— WORK TO BE COMPLETED —
Quote the listing below in full and exactly as written, but omit every picture.

>> start INFORMATION SHOWN

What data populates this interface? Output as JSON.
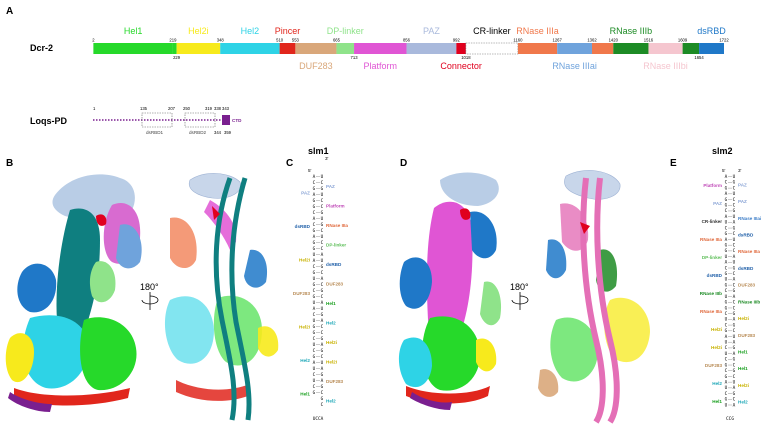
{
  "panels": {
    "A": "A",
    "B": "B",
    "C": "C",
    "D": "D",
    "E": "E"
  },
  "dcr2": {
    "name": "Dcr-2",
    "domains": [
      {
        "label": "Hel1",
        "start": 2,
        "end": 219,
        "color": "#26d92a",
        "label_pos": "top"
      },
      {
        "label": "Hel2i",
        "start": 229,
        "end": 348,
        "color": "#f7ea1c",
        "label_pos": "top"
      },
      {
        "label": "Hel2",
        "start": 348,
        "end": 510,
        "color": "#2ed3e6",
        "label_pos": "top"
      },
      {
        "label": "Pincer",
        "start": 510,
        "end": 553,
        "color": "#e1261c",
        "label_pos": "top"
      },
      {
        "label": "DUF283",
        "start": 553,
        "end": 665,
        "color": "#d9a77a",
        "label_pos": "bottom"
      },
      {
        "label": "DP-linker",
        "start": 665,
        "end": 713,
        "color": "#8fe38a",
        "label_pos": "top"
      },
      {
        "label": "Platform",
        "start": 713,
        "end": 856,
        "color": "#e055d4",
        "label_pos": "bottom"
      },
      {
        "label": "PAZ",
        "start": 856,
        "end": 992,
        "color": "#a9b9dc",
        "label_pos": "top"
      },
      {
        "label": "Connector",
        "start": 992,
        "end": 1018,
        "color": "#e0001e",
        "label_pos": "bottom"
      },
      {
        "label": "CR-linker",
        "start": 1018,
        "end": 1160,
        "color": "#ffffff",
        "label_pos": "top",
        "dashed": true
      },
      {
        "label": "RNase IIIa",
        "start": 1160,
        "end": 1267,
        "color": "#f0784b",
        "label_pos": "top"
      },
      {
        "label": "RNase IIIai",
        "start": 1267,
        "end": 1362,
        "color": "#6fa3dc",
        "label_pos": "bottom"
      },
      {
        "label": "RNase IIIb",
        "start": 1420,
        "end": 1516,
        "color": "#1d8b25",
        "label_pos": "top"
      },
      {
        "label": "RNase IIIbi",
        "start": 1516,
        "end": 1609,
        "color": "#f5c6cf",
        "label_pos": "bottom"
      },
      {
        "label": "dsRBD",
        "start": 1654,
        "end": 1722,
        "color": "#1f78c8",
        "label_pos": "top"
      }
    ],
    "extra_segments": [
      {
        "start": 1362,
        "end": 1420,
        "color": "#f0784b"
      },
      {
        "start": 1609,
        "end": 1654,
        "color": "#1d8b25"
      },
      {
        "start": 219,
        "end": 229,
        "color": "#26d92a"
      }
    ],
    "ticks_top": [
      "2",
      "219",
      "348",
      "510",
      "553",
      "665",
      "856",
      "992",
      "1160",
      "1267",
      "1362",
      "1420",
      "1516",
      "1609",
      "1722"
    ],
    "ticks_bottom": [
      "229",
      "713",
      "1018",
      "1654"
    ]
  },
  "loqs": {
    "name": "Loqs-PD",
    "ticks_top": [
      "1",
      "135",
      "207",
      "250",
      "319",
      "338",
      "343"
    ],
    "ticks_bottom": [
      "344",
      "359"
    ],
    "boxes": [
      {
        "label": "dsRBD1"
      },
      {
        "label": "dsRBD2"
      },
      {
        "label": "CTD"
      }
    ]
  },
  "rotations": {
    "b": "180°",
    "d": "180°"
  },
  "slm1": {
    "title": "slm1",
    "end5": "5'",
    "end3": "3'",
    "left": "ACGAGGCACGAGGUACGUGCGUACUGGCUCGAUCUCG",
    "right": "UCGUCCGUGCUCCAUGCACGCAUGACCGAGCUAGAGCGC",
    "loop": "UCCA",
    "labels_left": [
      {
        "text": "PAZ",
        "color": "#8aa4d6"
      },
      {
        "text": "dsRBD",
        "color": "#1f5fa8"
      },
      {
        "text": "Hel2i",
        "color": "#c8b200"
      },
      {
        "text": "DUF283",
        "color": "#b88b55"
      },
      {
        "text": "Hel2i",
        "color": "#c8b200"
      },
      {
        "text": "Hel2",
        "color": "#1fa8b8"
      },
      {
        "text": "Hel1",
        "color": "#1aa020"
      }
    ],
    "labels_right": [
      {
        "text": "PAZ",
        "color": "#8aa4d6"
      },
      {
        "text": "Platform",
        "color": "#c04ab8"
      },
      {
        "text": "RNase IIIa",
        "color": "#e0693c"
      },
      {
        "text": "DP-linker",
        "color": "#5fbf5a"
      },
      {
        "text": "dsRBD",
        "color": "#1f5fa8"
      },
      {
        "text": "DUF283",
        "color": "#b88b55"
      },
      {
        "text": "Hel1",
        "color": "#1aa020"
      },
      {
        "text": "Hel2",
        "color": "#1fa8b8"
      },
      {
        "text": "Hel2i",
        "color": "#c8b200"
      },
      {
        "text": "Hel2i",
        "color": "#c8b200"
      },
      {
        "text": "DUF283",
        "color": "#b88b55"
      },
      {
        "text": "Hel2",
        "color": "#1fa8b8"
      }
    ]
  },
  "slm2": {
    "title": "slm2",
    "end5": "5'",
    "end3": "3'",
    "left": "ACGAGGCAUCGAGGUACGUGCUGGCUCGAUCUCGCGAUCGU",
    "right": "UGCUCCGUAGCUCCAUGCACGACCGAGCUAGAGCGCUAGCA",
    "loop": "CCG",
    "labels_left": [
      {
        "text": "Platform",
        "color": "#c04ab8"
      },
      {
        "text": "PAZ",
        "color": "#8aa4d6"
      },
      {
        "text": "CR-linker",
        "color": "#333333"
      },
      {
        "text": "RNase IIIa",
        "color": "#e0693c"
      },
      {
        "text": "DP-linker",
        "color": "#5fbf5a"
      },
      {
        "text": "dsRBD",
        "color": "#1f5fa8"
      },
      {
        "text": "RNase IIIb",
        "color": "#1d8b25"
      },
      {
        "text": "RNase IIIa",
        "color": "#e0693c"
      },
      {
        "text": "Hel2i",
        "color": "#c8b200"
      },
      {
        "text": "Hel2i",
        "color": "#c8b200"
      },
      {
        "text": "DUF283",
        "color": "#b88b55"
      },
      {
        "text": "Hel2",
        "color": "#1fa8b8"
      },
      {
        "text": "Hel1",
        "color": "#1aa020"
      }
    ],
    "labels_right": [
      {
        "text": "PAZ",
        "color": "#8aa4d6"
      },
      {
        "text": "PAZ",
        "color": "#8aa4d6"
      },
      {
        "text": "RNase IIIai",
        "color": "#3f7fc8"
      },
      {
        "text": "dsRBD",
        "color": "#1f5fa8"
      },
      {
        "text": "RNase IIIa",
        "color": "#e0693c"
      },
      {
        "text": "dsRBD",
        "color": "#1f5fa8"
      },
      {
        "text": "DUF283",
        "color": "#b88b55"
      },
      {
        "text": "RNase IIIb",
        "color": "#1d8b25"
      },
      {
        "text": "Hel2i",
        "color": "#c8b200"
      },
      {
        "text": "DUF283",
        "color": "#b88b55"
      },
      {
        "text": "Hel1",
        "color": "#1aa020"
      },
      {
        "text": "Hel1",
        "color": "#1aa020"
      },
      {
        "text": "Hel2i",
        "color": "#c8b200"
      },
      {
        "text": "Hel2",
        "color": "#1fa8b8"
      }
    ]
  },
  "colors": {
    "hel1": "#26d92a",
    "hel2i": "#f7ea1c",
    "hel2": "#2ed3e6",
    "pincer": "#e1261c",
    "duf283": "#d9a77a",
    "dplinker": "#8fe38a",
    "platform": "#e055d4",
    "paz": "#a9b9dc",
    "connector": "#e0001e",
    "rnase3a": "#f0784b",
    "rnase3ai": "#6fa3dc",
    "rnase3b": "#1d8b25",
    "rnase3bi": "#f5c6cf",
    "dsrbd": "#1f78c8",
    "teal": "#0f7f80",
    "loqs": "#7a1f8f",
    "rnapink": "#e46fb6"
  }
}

>> end INFORMATION SHOWN

— OUTPUT OF THE TASK —
What data populates this interface? Output as JSON.
{
  "panels": {
    "A": "A",
    "B": "B",
    "C": "C",
    "D": "D",
    "E": "E"
  },
  "dcr2": {
    "name": "Dcr-2",
    "domains": [
      {
        "label": "Hel1",
        "start": 2,
        "end": 219,
        "color": "#26d92a",
        "label_pos": "top"
      },
      {
        "label": "Hel2i",
        "start": 229,
        "end": 348,
        "color": "#f7ea1c",
        "label_pos": "top"
      },
      {
        "label": "Hel2",
        "start": 348,
        "end": 510,
        "color": "#2ed3e6",
        "label_pos": "top"
      },
      {
        "label": "Pincer",
        "start": 510,
        "end": 553,
        "color": "#e1261c",
        "label_pos": "top"
      },
      {
        "label": "DUF283",
        "start": 553,
        "end": 665,
        "color": "#d9a77a",
        "label_pos": "bottom"
      },
      {
        "label": "DP-linker",
        "start": 665,
        "end": 713,
        "color": "#8fe38a",
        "label_pos": "top"
      },
      {
        "label": "Platform",
        "start": 713,
        "end": 856,
        "color": "#e055d4",
        "label_pos": "bottom"
      },
      {
        "label": "PAZ",
        "start": 856,
        "end": 992,
        "color": "#a9b9dc",
        "label_pos": "top"
      },
      {
        "label": "Connector",
        "start": 992,
        "end": 1018,
        "color": "#e0001e",
        "label_pos": "bottom"
      },
      {
        "label": "CR-linker",
        "start": 1018,
        "end": 1160,
        "color": "#ffffff",
        "label_pos": "top",
        "dashed": true
      },
      {
        "label": "RNase IIIa",
        "start": 1160,
        "end": 1267,
        "color": "#f0784b",
        "label_pos": "top"
      },
      {
        "label": "RNase IIIai",
        "start": 1267,
        "end": 1362,
        "color": "#6fa3dc",
        "label_pos": "bottom"
      },
      {
        "label": "RNase IIIb",
        "start": 1420,
        "end": 1516,
        "color": "#1d8b25",
        "label_pos": "top"
      },
      {
        "label": "RNase IIIbi",
        "start": 1516,
        "end": 1609,
        "color": "#f5c6cf",
        "label_pos": "bottom"
      },
      {
        "label": "dsRBD",
        "start": 1654,
        "end": 1722,
        "color": "#1f78c8",
        "label_pos": "top"
      }
    ],
    "extra_segments": [
      {
        "start": 1362,
        "end": 1420,
        "color": "#f0784b"
      },
      {
        "start": 1609,
        "end": 1654,
        "color": "#1d8b25"
      },
      {
        "start": 219,
        "end": 229,
        "color": "#26d92a"
      }
    ],
    "ticks_top": [
      "2",
      "219",
      "348",
      "510",
      "553",
      "665",
      "856",
      "992",
      "1160",
      "1267",
      "1362",
      "1420",
      "1516",
      "1609",
      "1722"
    ],
    "ticks_bottom": [
      "229",
      "713",
      "1018",
      "1654"
    ]
  },
  "loqs": {
    "name": "Loqs-PD",
    "ticks_top": [
      "1",
      "135",
      "207",
      "250",
      "319",
      "338",
      "343"
    ],
    "ticks_bottom": [
      "344",
      "359"
    ],
    "boxes": [
      {
        "label": "dsRBD1"
      },
      {
        "label": "dsRBD2"
      },
      {
        "label": "CTD"
      }
    ]
  },
  "rotations": {
    "b": "180°",
    "d": "180°"
  },
  "slm1": {
    "title": "slm1",
    "end5": "5'",
    "end3": "3'",
    "left": "ACGAGGCACGAGGUACGUGCGUACUGGCUCGAUCUCG",
    "right": "UCGUCCGUGCUCCAUGCACGCAUGACCGAGCUAGAGCGC",
    "loop": "UCCA",
    "labels_left": [
      {
        "text": "PAZ",
        "color": "#8aa4d6"
      },
      {
        "text": "dsRBD",
        "color": "#1f5fa8"
      },
      {
        "text": "Hel2i",
        "color": "#c8b200"
      },
      {
        "text": "DUF283",
        "color": "#b88b55"
      },
      {
        "text": "Hel2i",
        "color": "#c8b200"
      },
      {
        "text": "Hel2",
        "color": "#1fa8b8"
      },
      {
        "text": "Hel1",
        "color": "#1aa020"
      }
    ],
    "labels_right": [
      {
        "text": "PAZ",
        "color": "#8aa4d6"
      },
      {
        "text": "Platform",
        "color": "#c04ab8"
      },
      {
        "text": "RNase IIIa",
        "color": "#e0693c"
      },
      {
        "text": "DP-linker",
        "color": "#5fbf5a"
      },
      {
        "text": "dsRBD",
        "color": "#1f5fa8"
      },
      {
        "text": "DUF283",
        "color": "#b88b55"
      },
      {
        "text": "Hel1",
        "color": "#1aa020"
      },
      {
        "text": "Hel2",
        "color": "#1fa8b8"
      },
      {
        "text": "Hel2i",
        "color": "#c8b200"
      },
      {
        "text": "Hel2i",
        "color": "#c8b200"
      },
      {
        "text": "DUF283",
        "color": "#b88b55"
      },
      {
        "text": "Hel2",
        "color": "#1fa8b8"
      }
    ]
  },
  "slm2": {
    "title": "slm2",
    "end5": "5'",
    "end3": "3'",
    "left": "ACGAGGCAUCGAGGUACGUGCUGGCUCGAUCUCGCGAUCGU",
    "right": "UGCUCCGUAGCUCCAUGCACGACCGAGCUAGAGCGCUAGCA",
    "loop": "CCG",
    "labels_left": [
      {
        "text": "Platform",
        "color": "#c04ab8"
      },
      {
        "text": "PAZ",
        "color": "#8aa4d6"
      },
      {
        "text": "CR-linker",
        "color": "#333333"
      },
      {
        "text": "RNase IIIa",
        "color": "#e0693c"
      },
      {
        "text": "DP-linker",
        "color": "#5fbf5a"
      },
      {
        "text": "dsRBD",
        "color": "#1f5fa8"
      },
      {
        "text": "RNase IIIb",
        "color": "#1d8b25"
      },
      {
        "text": "RNase IIIa",
        "color": "#e0693c"
      },
      {
        "text": "Hel2i",
        "color": "#c8b200"
      },
      {
        "text": "Hel2i",
        "color": "#c8b200"
      },
      {
        "text": "DUF283",
        "color": "#b88b55"
      },
      {
        "text": "Hel2",
        "color": "#1fa8b8"
      },
      {
        "text": "Hel1",
        "color": "#1aa020"
      }
    ],
    "labels_right": [
      {
        "text": "PAZ",
        "color": "#8aa4d6"
      },
      {
        "text": "PAZ",
        "color": "#8aa4d6"
      },
      {
        "text": "RNase IIIai",
        "color": "#3f7fc8"
      },
      {
        "text": "dsRBD",
        "color": "#1f5fa8"
      },
      {
        "text": "RNase IIIa",
        "color": "#e0693c"
      },
      {
        "text": "dsRBD",
        "color": "#1f5fa8"
      },
      {
        "text": "DUF283",
        "color": "#b88b55"
      },
      {
        "text": "RNase IIIb",
        "color": "#1d8b25"
      },
      {
        "text": "Hel2i",
        "color": "#c8b200"
      },
      {
        "text": "DUF283",
        "color": "#b88b55"
      },
      {
        "text": "Hel1",
        "color": "#1aa020"
      },
      {
        "text": "Hel1",
        "color": "#1aa020"
      },
      {
        "text": "Hel2i",
        "color": "#c8b200"
      },
      {
        "text": "Hel2",
        "color": "#1fa8b8"
      }
    ]
  },
  "colors": {
    "hel1": "#26d92a",
    "hel2i": "#f7ea1c",
    "hel2": "#2ed3e6",
    "pincer": "#e1261c",
    "duf283": "#d9a77a",
    "dplinker": "#8fe38a",
    "platform": "#e055d4",
    "paz": "#a9b9dc",
    "connector": "#e0001e",
    "rnase3a": "#f0784b",
    "rnase3ai": "#6fa3dc",
    "rnase3b": "#1d8b25",
    "rnase3bi": "#f5c6cf",
    "dsrbd": "#1f78c8",
    "teal": "#0f7f80",
    "loqs": "#7a1f8f",
    "rnapink": "#e46fb6"
  }
}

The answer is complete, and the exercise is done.